Stored entries:
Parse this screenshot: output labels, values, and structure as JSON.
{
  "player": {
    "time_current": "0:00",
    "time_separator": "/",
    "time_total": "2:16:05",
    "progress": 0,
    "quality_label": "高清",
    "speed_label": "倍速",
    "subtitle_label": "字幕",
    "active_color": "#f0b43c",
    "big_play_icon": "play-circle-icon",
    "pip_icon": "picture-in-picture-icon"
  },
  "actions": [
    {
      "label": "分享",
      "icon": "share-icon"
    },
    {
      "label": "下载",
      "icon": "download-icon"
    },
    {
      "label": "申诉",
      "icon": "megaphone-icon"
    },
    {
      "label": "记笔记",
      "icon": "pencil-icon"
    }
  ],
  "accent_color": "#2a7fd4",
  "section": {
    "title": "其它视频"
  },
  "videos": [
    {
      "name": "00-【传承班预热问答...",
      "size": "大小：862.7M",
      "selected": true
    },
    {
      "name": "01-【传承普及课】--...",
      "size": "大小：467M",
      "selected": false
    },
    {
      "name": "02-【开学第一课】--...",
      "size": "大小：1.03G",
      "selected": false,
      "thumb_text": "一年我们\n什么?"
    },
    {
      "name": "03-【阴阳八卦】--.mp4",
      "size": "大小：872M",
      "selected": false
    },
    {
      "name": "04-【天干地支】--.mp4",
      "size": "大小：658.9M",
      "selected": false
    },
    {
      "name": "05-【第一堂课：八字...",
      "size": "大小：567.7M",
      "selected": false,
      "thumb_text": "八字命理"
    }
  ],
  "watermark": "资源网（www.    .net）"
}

| What you will do |
Copy out the whole listing exactly.

| Exercise response |
Parse this screenshot: output labels, values, and structure as JSON.
{
  "player": {
    "time_current": "0:00",
    "time_separator": "/",
    "time_total": "2:16:05",
    "progress": 0,
    "quality_label": "高清",
    "speed_label": "倍速",
    "subtitle_label": "字幕",
    "active_color": "#f0b43c",
    "big_play_icon": "play-circle-icon",
    "pip_icon": "picture-in-picture-icon"
  },
  "actions": [
    {
      "label": "分享",
      "icon": "share-icon"
    },
    {
      "label": "下载",
      "icon": "download-icon"
    },
    {
      "label": "申诉",
      "icon": "megaphone-icon"
    },
    {
      "label": "记笔记",
      "icon": "pencil-icon"
    }
  ],
  "accent_color": "#2a7fd4",
  "section": {
    "title": "其它视频"
  },
  "videos": [
    {
      "name": "00-【传承班预热问答...",
      "size": "大小：862.7M",
      "selected": true
    },
    {
      "name": "01-【传承普及课】--...",
      "size": "大小：467M",
      "selected": false
    },
    {
      "name": "02-【开学第一课】--...",
      "size": "大小：1.03G",
      "selected": false,
      "thumb_text": "一年我们\n什么?"
    },
    {
      "name": "03-【阴阳八卦】--.mp4",
      "size": "大小：872M",
      "selected": false
    },
    {
      "name": "04-【天干地支】--.mp4",
      "size": "大小：658.9M",
      "selected": false
    },
    {
      "name": "05-【第一堂课：八字...",
      "size": "大小：567.7M",
      "selected": false,
      "thumb_text": "八字命理"
    }
  ],
  "watermark": "资源网（www.    .net）"
}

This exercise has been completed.